* _Problem_
Each line that holds the string "MANAGEMENT" counts once; say how many such lines there are and add nothing.

(Stored entries)
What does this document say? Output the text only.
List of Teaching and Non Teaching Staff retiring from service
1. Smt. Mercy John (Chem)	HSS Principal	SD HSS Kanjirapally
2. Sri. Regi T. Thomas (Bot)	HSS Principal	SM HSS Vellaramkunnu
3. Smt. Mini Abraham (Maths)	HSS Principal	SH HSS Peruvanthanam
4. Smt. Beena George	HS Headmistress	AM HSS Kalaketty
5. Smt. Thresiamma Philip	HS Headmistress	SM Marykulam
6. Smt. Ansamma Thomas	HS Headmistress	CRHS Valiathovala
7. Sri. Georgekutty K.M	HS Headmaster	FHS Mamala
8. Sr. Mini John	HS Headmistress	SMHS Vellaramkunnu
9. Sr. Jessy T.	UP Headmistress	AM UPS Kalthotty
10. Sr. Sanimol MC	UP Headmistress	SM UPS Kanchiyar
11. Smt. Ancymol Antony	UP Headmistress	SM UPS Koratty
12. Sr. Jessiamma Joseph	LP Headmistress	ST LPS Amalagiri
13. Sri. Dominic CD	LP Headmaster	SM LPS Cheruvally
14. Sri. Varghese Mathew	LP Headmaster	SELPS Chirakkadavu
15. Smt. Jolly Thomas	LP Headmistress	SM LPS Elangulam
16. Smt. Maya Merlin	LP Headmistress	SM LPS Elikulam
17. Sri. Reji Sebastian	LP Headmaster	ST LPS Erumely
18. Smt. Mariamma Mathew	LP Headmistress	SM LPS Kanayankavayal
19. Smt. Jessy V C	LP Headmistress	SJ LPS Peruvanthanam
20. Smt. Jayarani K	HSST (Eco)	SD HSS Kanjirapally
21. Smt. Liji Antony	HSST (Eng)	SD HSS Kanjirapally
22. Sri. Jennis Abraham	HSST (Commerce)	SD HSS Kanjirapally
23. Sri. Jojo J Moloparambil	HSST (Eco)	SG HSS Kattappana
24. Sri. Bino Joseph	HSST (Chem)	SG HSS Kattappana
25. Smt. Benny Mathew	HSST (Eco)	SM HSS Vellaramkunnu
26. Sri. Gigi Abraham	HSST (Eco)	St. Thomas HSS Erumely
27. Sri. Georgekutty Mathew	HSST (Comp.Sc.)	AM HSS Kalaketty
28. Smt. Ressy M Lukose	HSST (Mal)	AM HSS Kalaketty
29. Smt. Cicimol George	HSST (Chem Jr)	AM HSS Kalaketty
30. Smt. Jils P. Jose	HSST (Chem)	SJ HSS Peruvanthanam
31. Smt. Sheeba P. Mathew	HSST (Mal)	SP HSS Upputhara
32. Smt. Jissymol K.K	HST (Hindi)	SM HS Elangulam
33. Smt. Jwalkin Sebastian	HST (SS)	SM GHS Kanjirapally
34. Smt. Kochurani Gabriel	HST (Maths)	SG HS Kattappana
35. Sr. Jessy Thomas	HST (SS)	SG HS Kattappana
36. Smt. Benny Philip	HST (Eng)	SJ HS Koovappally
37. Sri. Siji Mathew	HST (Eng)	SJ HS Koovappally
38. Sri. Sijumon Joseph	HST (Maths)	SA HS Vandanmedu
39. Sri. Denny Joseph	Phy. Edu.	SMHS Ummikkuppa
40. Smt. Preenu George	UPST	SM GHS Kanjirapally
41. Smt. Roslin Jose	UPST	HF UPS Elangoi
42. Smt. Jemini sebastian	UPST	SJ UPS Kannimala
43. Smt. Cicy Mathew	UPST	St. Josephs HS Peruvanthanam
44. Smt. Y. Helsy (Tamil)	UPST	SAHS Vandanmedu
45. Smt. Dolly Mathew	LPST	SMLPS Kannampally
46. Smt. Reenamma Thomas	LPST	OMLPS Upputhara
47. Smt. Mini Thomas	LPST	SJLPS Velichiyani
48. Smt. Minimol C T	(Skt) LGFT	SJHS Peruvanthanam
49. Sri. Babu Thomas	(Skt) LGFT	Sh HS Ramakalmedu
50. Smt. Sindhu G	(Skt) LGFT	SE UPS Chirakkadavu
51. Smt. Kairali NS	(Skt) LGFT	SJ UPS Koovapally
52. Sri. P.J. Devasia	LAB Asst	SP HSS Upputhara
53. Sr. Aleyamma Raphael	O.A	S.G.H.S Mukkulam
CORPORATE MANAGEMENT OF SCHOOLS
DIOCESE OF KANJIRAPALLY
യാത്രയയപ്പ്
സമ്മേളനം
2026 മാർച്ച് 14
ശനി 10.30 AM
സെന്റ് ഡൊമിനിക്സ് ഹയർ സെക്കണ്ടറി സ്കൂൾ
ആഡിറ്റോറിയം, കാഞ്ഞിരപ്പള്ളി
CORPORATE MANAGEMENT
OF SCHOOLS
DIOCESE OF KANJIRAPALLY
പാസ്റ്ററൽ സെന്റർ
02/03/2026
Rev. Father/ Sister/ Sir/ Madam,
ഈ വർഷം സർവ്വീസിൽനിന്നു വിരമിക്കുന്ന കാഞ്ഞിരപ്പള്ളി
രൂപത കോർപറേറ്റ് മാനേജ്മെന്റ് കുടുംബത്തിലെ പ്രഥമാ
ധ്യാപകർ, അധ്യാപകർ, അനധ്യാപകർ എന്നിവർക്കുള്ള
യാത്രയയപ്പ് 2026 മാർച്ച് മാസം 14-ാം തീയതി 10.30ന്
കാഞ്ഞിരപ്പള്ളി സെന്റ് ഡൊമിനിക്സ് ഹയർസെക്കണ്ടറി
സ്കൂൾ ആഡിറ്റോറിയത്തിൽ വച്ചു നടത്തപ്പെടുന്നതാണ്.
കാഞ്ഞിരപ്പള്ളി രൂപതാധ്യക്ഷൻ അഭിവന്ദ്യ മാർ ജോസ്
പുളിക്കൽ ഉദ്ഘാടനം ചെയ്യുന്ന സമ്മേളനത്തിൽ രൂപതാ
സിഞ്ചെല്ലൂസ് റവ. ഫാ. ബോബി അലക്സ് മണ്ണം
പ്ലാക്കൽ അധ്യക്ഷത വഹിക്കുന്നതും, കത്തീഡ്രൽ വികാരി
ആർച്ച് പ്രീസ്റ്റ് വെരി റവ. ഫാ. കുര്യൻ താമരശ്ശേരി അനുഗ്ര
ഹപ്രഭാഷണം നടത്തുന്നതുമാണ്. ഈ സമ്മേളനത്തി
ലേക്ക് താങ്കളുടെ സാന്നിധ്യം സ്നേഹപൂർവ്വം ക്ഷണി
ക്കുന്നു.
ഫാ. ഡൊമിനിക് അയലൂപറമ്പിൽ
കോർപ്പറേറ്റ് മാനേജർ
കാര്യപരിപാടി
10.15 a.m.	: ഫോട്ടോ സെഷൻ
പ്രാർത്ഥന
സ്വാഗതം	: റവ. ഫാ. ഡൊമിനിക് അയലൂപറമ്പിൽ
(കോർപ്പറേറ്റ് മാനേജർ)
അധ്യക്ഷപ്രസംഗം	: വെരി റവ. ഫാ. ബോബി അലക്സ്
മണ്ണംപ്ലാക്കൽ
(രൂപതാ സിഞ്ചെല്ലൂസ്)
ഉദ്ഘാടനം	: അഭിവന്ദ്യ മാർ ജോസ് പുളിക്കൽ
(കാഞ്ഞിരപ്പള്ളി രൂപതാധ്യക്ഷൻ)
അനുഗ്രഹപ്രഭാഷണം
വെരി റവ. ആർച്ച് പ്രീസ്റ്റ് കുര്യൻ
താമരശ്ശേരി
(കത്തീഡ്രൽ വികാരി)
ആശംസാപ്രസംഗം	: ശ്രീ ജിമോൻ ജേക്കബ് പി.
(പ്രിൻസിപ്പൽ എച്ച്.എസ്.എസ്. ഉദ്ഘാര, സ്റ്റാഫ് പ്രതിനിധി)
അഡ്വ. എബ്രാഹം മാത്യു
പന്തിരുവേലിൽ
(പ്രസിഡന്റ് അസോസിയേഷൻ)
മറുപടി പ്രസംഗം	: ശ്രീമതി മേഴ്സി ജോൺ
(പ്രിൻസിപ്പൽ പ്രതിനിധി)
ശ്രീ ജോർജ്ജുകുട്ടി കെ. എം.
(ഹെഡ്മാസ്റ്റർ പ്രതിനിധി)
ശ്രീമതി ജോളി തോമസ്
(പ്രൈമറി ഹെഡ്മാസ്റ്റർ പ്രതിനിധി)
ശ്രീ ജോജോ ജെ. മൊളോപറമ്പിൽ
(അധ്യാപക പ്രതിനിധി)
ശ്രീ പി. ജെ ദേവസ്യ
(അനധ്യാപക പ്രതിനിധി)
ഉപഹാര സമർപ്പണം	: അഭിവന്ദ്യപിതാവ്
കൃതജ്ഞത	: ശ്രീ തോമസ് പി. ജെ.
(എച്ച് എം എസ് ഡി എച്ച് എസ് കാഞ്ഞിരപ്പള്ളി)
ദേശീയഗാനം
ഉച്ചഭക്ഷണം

* _Correct result_
2